■ Objective
Scan the data below and pick out the lines containing the word "text".

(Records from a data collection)
++++++++++
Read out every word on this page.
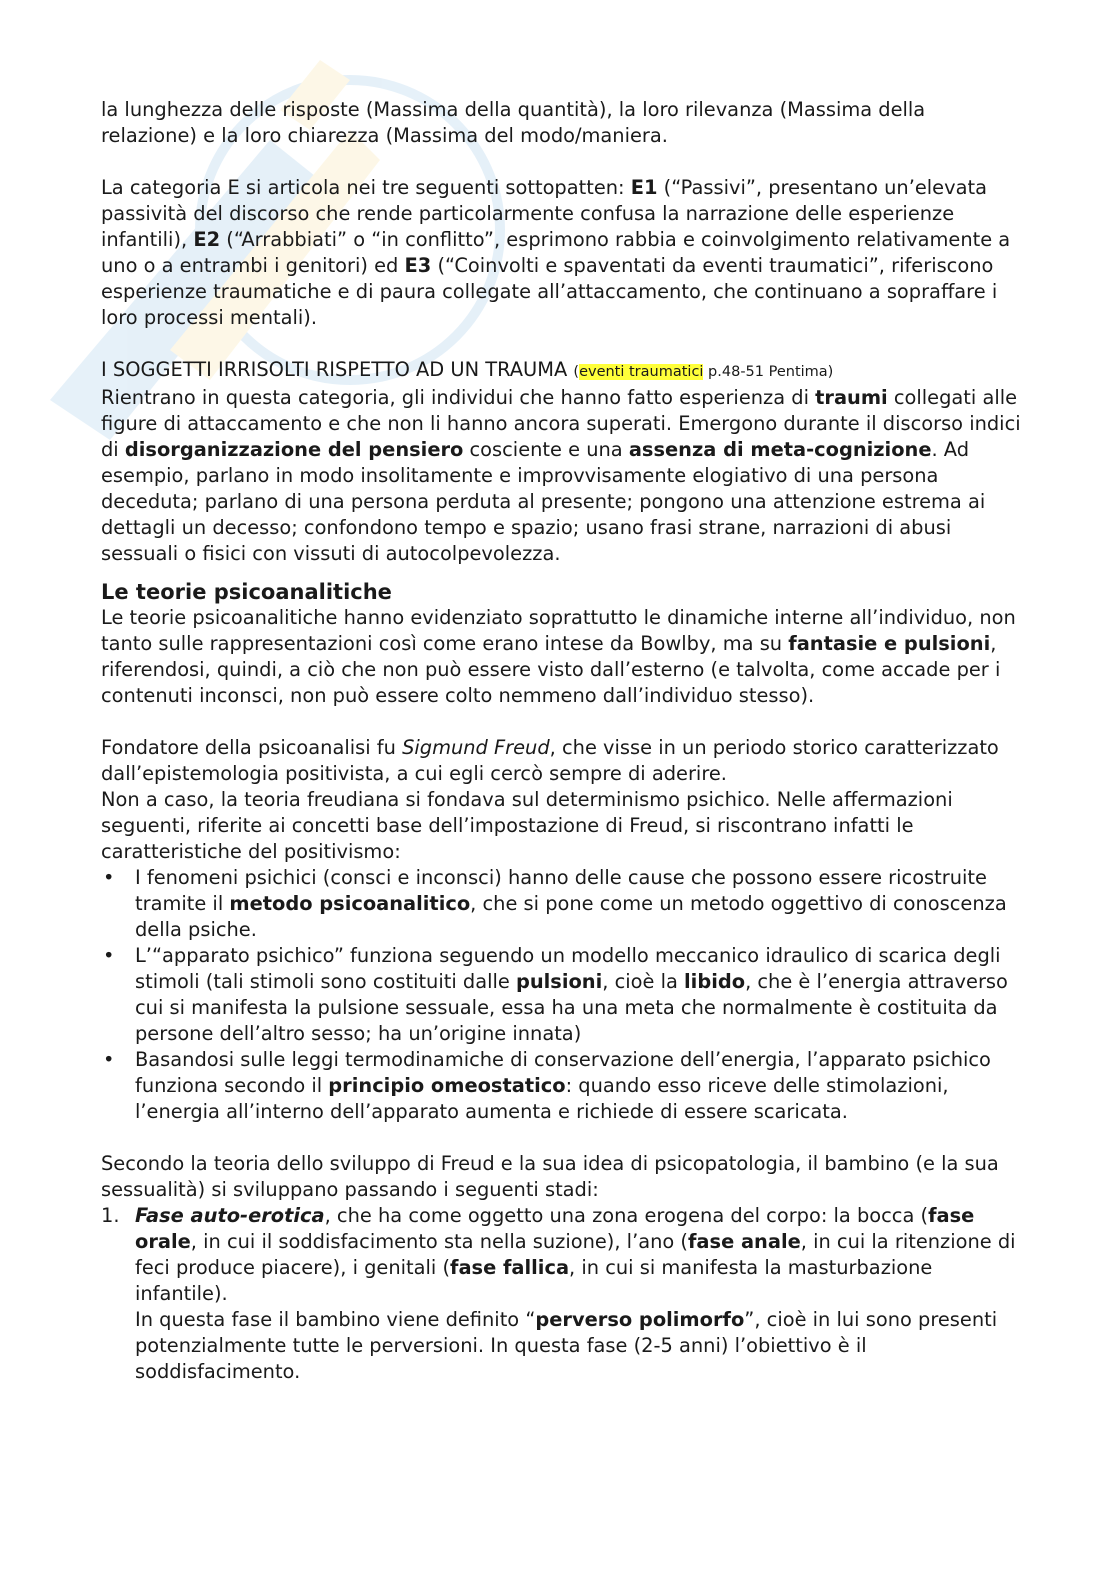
la lunghezza delle risposte (Massima della quantità), la loro rilevanza (Massima della relazione) e la loro chiarezza (Massima del modo/maniera.

La categoria E si articola nei tre seguenti sottopatten: E1 (“Passivi”, presentano un’elevata passività del discorso che rende particolarmente confusa la narrazione delle esperienze infantili), E2 (“Arrabbiati” o “in conflitto”, esprimono rabbia e coinvolgimento relativamente a uno o a entrambi i genitori) ed E3 (“Coinvolti e spaventati da eventi traumatici”, riferiscono esperienze traumatiche e di paura collegate all’attaccamento, che continuano a sopraffare i loro processi mentali).

I SOGGETTI IRRISOLTI RISPETTO AD UN TRAUMA (eventi traumatici p.48-51 Pentima)
Rientrano in questa categoria, gli individui che hanno fatto esperienza di traumi collegati alle figure di attaccamento e che non li hanno ancora superati. Emergono durante il discorso indici di disorganizzazione del pensiero cosciente e una assenza di meta-cognizione. Ad esempio, parlano in modo insolitamente e improvvisamente elogiativo di una persona deceduta; parlano di una persona perduta al presente; pongono una attenzione estrema ai dettagli un decesso; confondono tempo e spazio; usano frasi strane, narrazioni di abusi sessuali o fisici con vissuti di autocolpevolezza.

Le teorie psicoanalitiche

Le teorie psicoanalitiche hanno evidenziato soprattutto le dinamiche interne all’individuo, non tanto sulle rappresentazioni così come erano intese da Bowlby, ma su fantasie e pulsioni, riferendosi, quindi, a ciò che non può essere visto dall’esterno (e talvolta, come accade per i contenuti inconsci, non può essere colto nemmeno dall’individuo stesso).

Fondatore della psicoanalisi fu Sigmund Freud, che visse in un periodo storico caratterizzato dall’epistemologia positivista, a cui egli cercò sempre di aderire.

Non a caso, la teoria freudiana si fondava sul determinismo psichico. Nelle affermazioni seguenti, riferite ai concetti base dell’impostazione di Freud, si riscontrano infatti le caratteristiche del positivismo:

• I fenomeni psichici (consci e inconsci) hanno delle cause che possono essere ricostruite tramite il metodo psicoanalitico, che si pone come un metodo oggettivo di conoscenza della psiche.
• L’“apparato psichico” funziona seguendo un modello meccanico idraulico di scarica degli stimoli (tali stimoli sono costituiti dalle pulsioni, cioè la libido, che è l’energia attraverso cui si manifesta la pulsione sessuale, essa ha una meta che normalmente è costituita da persone dell’altro sesso; ha un’origine innata)
• Basandosi sulle leggi termodinamiche di conservazione dell’energia, l’apparato psichico funziona secondo il principio omeostatico: quando esso riceve delle stimolazioni, l’energia all’interno dell’apparato aumenta e richiede di essere scaricata.

Secondo la teoria dello sviluppo di Freud e la sua idea di psicopatologia, il bambino (e la sua sessualità) si sviluppano passando i seguenti stadi:

1. Fase auto-erotica, che ha come oggetto una zona erogena del corpo: la bocca (fase orale, in cui il soddisfacimento sta nella suzione), l’ano (fase anale, in cui la ritenzione di feci produce piacere), i genitali (fase fallica, in cui si manifesta la masturbazione infantile).
In questa fase il bambino viene definito “perverso polimorfo”, cioè in lui sono presenti potenzialmente tutte le perversioni. In questa fase (2-5 anni) l’obiettivo è il soddisfacimento.
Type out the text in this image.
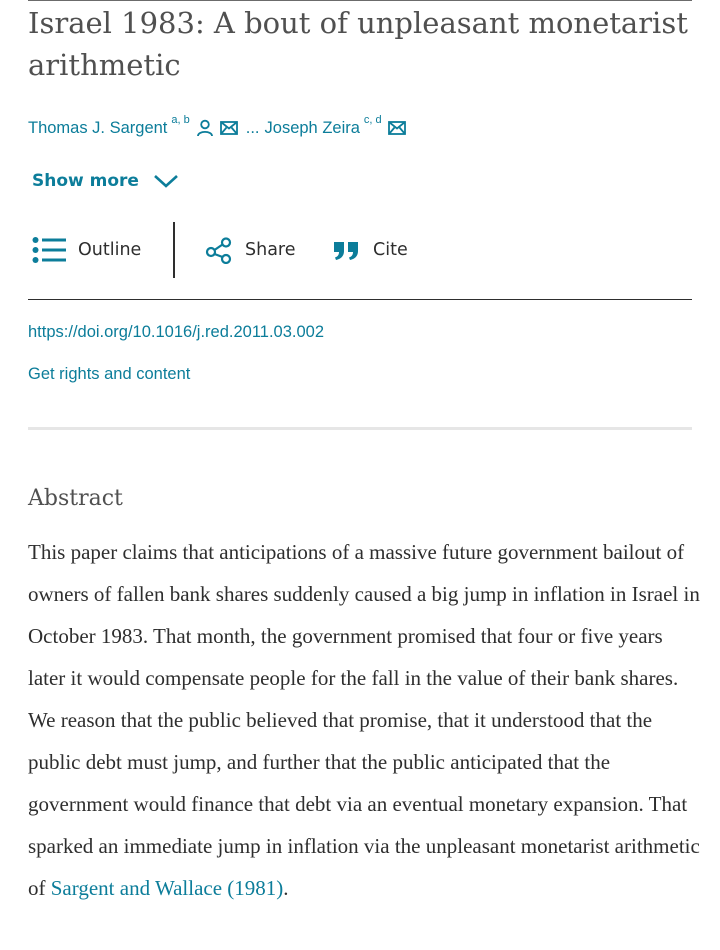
Israel 1983: A bout of unpleasant monetarist arithmetic
Thomas J. Sargent a, b	... Joseph Zeira c, d
Show more
Outline	Share	Cite
https://doi.org/10.1016/j.red.2011.03.002
Get rights and content
Abstract

This paper claims that anticipations of a massive future government bailout of owners of fallen bank shares suddenly caused a big jump in inflation in Israel in October 1983. That month, the government promised that four or five years later it would compensate people for the fall in the value of their bank shares. We reason that the public believed that promise, that it understood that the public debt must jump, and further that the public anticipated that the government would finance that debt via an eventual monetary expansion. That sparked an immediate jump in inflation via the unpleasant monetarist arithmetic of Sargent and Wallace (1981).
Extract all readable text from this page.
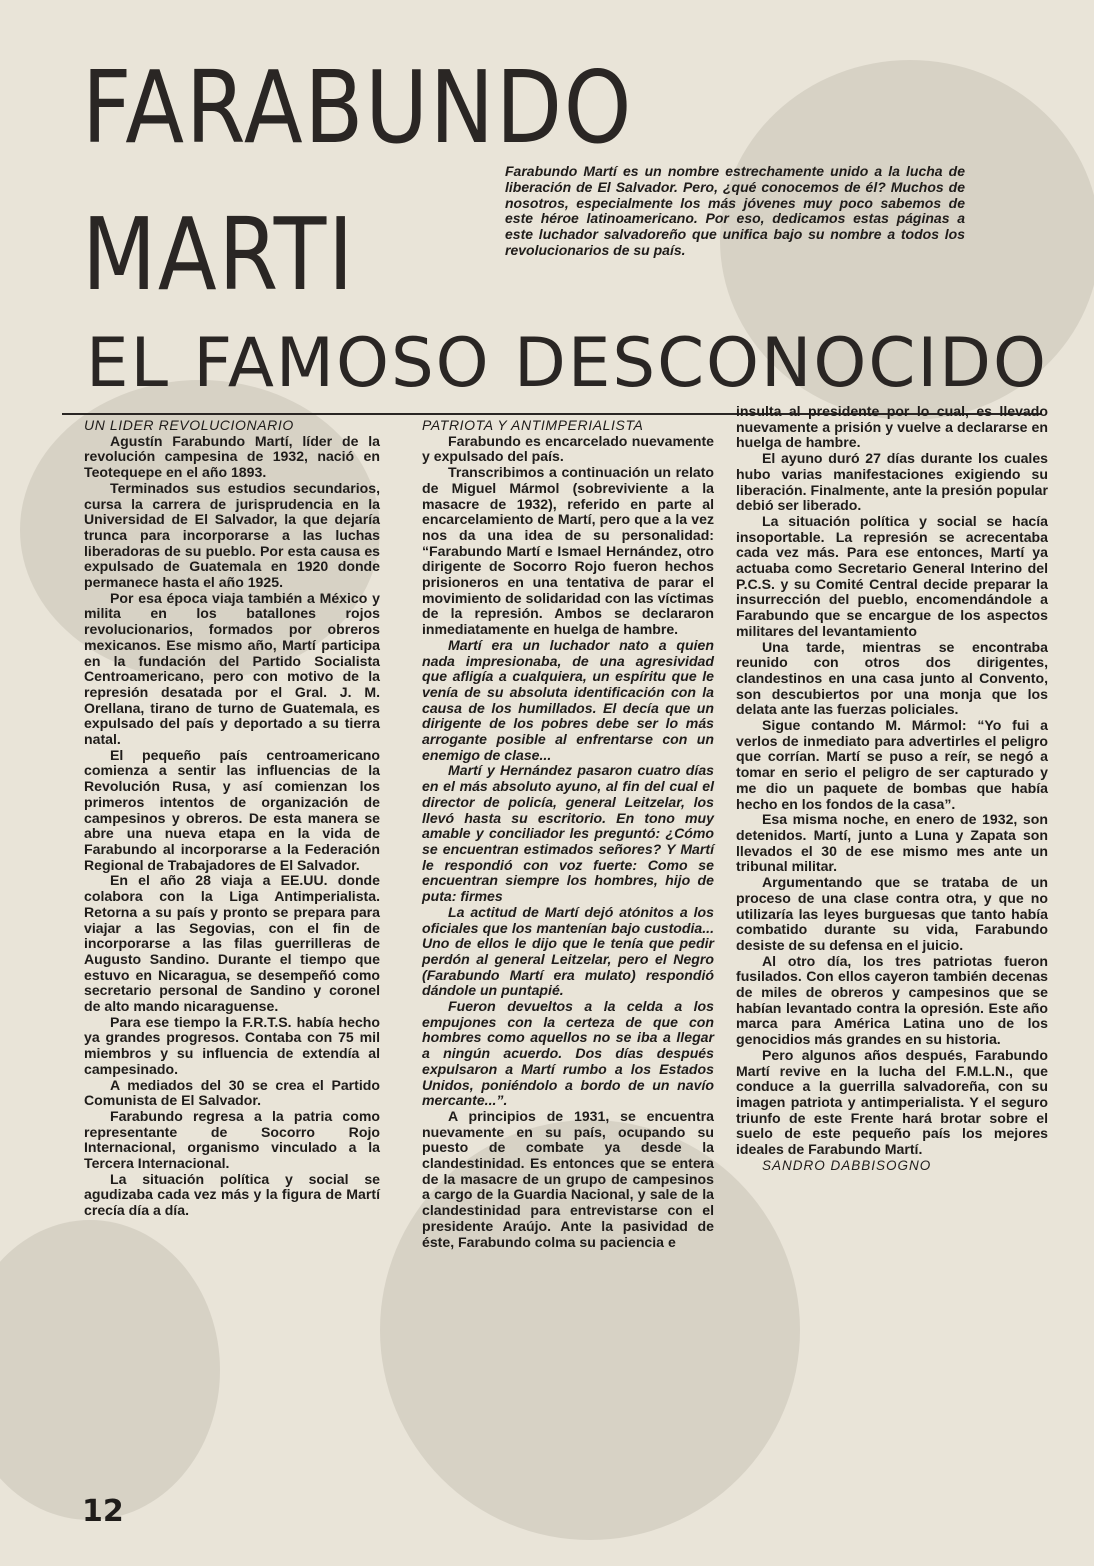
FARABUNDO
MARTI

Farabundo Martí es un nombre estrechamente unido a la lucha de liberación de El Salvador. Pero, ¿qué conocemos de él? Muchos de nosotros, especialmente los más jóvenes muy poco sabemos de este héroe latinoamericano. Por eso, dedicamos estas páginas a este luchador salvadoreño que unifica bajo su nombre a todos los revolucionarios de su país.

EL FAMOSO DESCONOCIDO

UN LIDER REVOLUCIONARIO

Agustín Farabundo Martí, líder de la revolución campesina de 1932, nació en Teotequepe en el año 1893.

Terminados sus estudios secundarios, cursa la carrera de jurisprudencia en la Universidad de El Salvador, la que dejaría trunca para incorporarse a las luchas liberadoras de su pueblo. Por esta causa es expulsado de Guatemala en 1920 donde permanece hasta el año 1925.

Por esa época viaja también a México y milita en los batallones rojos revolucionarios, formados por obreros mexicanos. Ese mismo año, Martí participa en la fundación del Partido Socialista Centroamericano, pero con motivo de la represión desatada por el Gral. J. M. Orellana, tirano de turno de Guatemala, es expulsado del país y deportado a su tierra natal.

El pequeño país centroamericano comienza a sentir las influencias de la Revolución Rusa, y así comienzan los primeros intentos de organización de campesinos y obreros. De esta manera se abre una nueva etapa en la vida de Farabundo al incorporarse a la Federación Regional de Trabajadores de El Salvador.

En el año 28 viaja a EE.UU. donde colabora con la Liga Antimperialista. Retorna a su país y pronto se prepara para viajar a las Segovias, con el fin de incorporarse a las filas guerrilleras de Augusto Sandino. Durante el tiempo que estuvo en Nicaragua, se desempeñó como secretario personal de Sandino y coronel de alto mando nicaraguense.

Para ese tiempo la F.R.T.S. había hecho ya grandes progresos. Contaba con 75 mil miembros y su influencia de extendía al campesinado.

A mediados del 30 se crea el Partido Comunista de El Salvador.

Farabundo regresa a la patria como representante de Socorro Rojo Internacional, organismo vinculado a la Tercera Internacional.

La situación política y social se agudizaba cada vez más y la figura de Martí crecía día a día.

PATRIOTA Y ANTIMPERIALISTA

Farabundo es encarcelado nuevamente y expulsado del país.

Transcribimos a continuación un relato de Miguel Mármol (sobreviviente a la masacre de 1932), referido en parte al encarcelamiento de Martí, pero que a la vez nos da una idea de su personalidad: “Farabundo Martí e Ismael Hernández, otro dirigente de Socorro Rojo fueron hechos prisioneros en una tentativa de parar el movimiento de solidaridad con las víctimas de la represión. Ambos se declararon inmediatamente en huelga de hambre.

Martí era un luchador nato a quien nada impresionaba, de una agresividad que afligía a cualquiera, un espíritu que le venía de su absoluta identificación con la causa de los humillados. El decía que un dirigente de los pobres debe ser lo más arrogante posible al enfrentarse con un enemigo de clase...

Martí y Hernández pasaron cuatro días en el más absoluto ayuno, al fin del cual el director de policía, general Leitzelar, los llevó hasta su escritorio. En tono muy amable y conciliador les preguntó: ¿Cómo se encuentran estimados señores? Y Martí le respondió con voz fuerte: Como se encuentran siempre los hombres, hijo de puta: firmes

La actitud de Martí dejó atónitos a los oficiales que los mantenían bajo custodia... Uno de ellos le dijo que le tenía que pedir perdón al general Leitzelar, pero el Negro (Farabundo Martí era mulato) respondió dándole un puntapié.

Fueron devueltos a la celda a los empujones con la certeza de que con hombres como aquellos no se iba a llegar a ningún acuerdo. Dos días después expulsaron a Martí rumbo a los Estados Unidos, poniéndolo a bordo de un navío mercante...”.

A principios de 1931, se encuentra nuevamente en su país, ocupando su puesto de combate ya desde la clandestinidad. Es entonces que se entera de la masacre de un grupo de campesinos a cargo de la Guardia Nacional, y sale de la clandestinidad para entrevistarse con el presidente Araújo. Ante la pasividad de éste, Farabundo colma su paciencia e

insulta al presidente por lo cual, es llevado nuevamente a prisión y vuelve a declararse en huelga de hambre.

El ayuno duró 27 días durante los cuales hubo varias manifestaciones exigiendo su liberación. Finalmente, ante la presión popular debió ser liberado.

La situación política y social se hacía insoportable. La represión se acrecentaba cada vez más. Para ese entonces, Martí ya actuaba como Secretario General Interino del P.C.S. y su Comité Central decide preparar la insurrección del pueblo, encomendándole a Farabundo que se encargue de los aspectos militares del levantamiento

Una tarde, mientras se encontraba reunido con otros dos dirigentes, clandestinos en una casa junto al Convento, son descubiertos por una monja que los delata ante las fuerzas policiales.

Sigue contando M. Mármol: “Yo fui a verlos de inmediato para advertirles el peligro que corrían. Martí se puso a reír, se negó a tomar en serio el peligro de ser capturado y me dio un paquete de bombas que había hecho en los fondos de la casa”.

Esa misma noche, en enero de 1932, son detenidos. Martí, junto a Luna y Zapata son llevados el 30 de ese mismo mes ante un tribunal militar.

Argumentando que se trataba de un proceso de una clase contra otra, y que no utilizaría las leyes burguesas que tanto había combatido durante su vida, Farabundo desiste de su defensa en el juicio.

Al otro día, los tres patriotas fueron fusilados. Con ellos cayeron también decenas de miles de obreros y campesinos que se habían levantado contra la opresión. Este año marca para América Latina uno de los genocidios más grandes en su historia.

Pero algunos años después, Farabundo Martí revive en la lucha del F.M.L.N., que conduce a la guerrilla salvadoreña, con su imagen patriota y antimperialista. Y el seguro triunfo de este Frente hará brotar sobre el suelo de este pequeño país los mejores ideales de Farabundo Martí.

SANDRO DABBISOGNO

12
++++++++++
■ Response to this task
Type out the text in this image.
Extract all readable text from this page.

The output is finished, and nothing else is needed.